━━━━━ Data for the task

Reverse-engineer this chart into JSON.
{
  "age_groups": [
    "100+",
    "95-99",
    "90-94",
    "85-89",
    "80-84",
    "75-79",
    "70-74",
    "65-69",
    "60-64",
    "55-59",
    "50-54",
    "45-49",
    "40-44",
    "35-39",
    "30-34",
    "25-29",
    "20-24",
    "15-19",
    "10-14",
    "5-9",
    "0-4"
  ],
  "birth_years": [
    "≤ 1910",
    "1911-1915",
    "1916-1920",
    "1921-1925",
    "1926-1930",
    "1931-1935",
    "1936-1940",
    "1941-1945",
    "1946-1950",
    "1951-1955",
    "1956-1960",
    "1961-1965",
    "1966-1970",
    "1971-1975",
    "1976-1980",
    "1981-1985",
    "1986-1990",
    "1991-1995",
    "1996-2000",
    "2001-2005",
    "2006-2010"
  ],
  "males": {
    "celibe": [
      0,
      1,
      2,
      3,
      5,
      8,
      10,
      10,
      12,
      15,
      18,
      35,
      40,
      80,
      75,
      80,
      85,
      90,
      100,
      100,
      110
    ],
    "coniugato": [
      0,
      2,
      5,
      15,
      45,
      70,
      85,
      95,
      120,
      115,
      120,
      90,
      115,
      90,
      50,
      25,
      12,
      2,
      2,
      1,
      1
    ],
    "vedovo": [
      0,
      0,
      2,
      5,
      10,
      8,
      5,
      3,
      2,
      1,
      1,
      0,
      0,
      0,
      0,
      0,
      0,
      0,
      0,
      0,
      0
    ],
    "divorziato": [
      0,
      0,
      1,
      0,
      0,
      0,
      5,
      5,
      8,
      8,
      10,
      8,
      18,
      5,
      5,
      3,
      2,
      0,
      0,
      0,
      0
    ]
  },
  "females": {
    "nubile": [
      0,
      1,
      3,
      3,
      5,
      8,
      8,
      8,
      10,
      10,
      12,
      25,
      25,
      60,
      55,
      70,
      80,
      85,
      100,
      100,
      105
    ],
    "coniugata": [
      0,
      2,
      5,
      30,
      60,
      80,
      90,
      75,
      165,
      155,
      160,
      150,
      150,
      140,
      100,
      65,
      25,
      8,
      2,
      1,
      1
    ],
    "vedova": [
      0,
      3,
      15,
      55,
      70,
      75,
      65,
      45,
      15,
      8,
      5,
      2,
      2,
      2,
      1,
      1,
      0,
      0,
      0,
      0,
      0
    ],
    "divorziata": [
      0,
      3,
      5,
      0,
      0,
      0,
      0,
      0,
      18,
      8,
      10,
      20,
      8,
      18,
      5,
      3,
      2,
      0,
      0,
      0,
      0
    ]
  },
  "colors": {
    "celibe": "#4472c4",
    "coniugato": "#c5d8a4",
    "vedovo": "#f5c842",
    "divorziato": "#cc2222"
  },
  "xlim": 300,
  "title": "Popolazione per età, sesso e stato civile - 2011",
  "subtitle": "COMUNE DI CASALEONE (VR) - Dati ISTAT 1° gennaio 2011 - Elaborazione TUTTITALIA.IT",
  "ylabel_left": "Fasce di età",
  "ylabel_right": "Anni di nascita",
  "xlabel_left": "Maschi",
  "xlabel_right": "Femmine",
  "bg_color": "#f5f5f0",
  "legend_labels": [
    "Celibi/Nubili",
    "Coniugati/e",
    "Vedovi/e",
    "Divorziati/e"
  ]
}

━━━━━━━━━━

=== Stated task ===
Take the data above and return it exactly.

=== Worked solution ===
Reverse-engineer this chart into JSON.
{
  "age_groups": [
    "100+",
    "95-99",
    "90-94",
    "85-89",
    "80-84",
    "75-79",
    "70-74",
    "65-69",
    "60-64",
    "55-59",
    "50-54",
    "45-49",
    "40-44",
    "35-39",
    "30-34",
    "25-29",
    "20-24",
    "15-19",
    "10-14",
    "5-9",
    "0-4"
  ],
  "birth_years": [
    "≤ 1910",
    "1911-1915",
    "1916-1920",
    "1921-1925",
    "1926-1930",
    "1931-1935",
    "1936-1940",
    "1941-1945",
    "1946-1950",
    "1951-1955",
    "1956-1960",
    "1961-1965",
    "1966-1970",
    "1971-1975",
    "1976-1980",
    "1981-1985",
    "1986-1990",
    "1991-1995",
    "1996-2000",
    "2001-2005",
    "2006-2010"
  ],
  "males": {
    "celibe": [
      0,
      1,
      2,
      3,
      5,
      8,
      10,
      10,
      12,
      15,
      18,
      35,
      40,
      80,
      75,
      80,
      85,
      90,
      100,
      100,
      110
    ],
    "coniugato": [
      0,
      2,
      5,
      15,
      45,
      70,
      85,
      95,
      120,
      115,
      120,
      90,
      115,
      90,
      50,
      25,
      12,
      2,
      2,
      1,
      1
    ],
    "vedovo": [
      0,
      0,
      2,
      5,
      10,
      8,
      5,
      3,
      2,
      1,
      1,
      0,
      0,
      0,
      0,
      0,
      0,
      0,
      0,
      0,
      0
    ],
    "divorziato": [
      0,
      0,
      1,
      0,
      0,
      0,
      5,
      5,
      8,
      8,
      10,
      8,
      18,
      5,
      5,
      3,
      2,
      0,
      0,
      0,
      0
    ]
  },
  "females": {
    "nubile": [
      0,
      1,
      3,
      3,
      5,
      8,
      8,
      8,
      10,
      10,
      12,
      25,
      25,
      60,
      55,
      70,
      80,
      85,
      100,
      100,
      105
    ],
    "coniugata": [
      0,
      2,
      5,
      30,
      60,
      80,
      90,
      75,
      165,
      155,
      160,
      150,
      150,
      140,
      100,
      65,
      25,
      8,
      2,
      1,
      1
    ],
    "vedova": [
      0,
      3,
      15,
      55,
      70,
      75,
      65,
      45,
      15,
      8,
      5,
      2,
      2,
      2,
      1,
      1,
      0,
      0,
      0,
      0,
      0
    ],
    "divorziata": [
      0,
      3,
      5,
      0,
      0,
      0,
      0,
      0,
      18,
      8,
      10,
      20,
      8,
      18,
      5,
      3,
      2,
      0,
      0,
      0,
      0
    ]
  },
  "colors": {
    "celibe": "#4472c4",
    "coniugato": "#c5d8a4",
    "vedovo": "#f5c842",
    "divorziato": "#cc2222"
  },
  "xlim": 300,
  "title": "Popolazione per età, sesso e stato civile - 2011",
  "subtitle": "COMUNE DI CASALEONE (VR) - Dati ISTAT 1° gennaio 2011 - Elaborazione TUTTITALIA.IT",
  "ylabel_left": "Fasce di età",
  "ylabel_right": "Anni di nascita",
  "xlabel_left": "Maschi",
  "xlabel_right": "Femmine",
  "bg_color": "#f5f5f0",
  "legend_labels": [
    "Celibi/Nubili",
    "Coniugati/e",
    "Vedovi/e",
    "Divorziati/e"
  ]
}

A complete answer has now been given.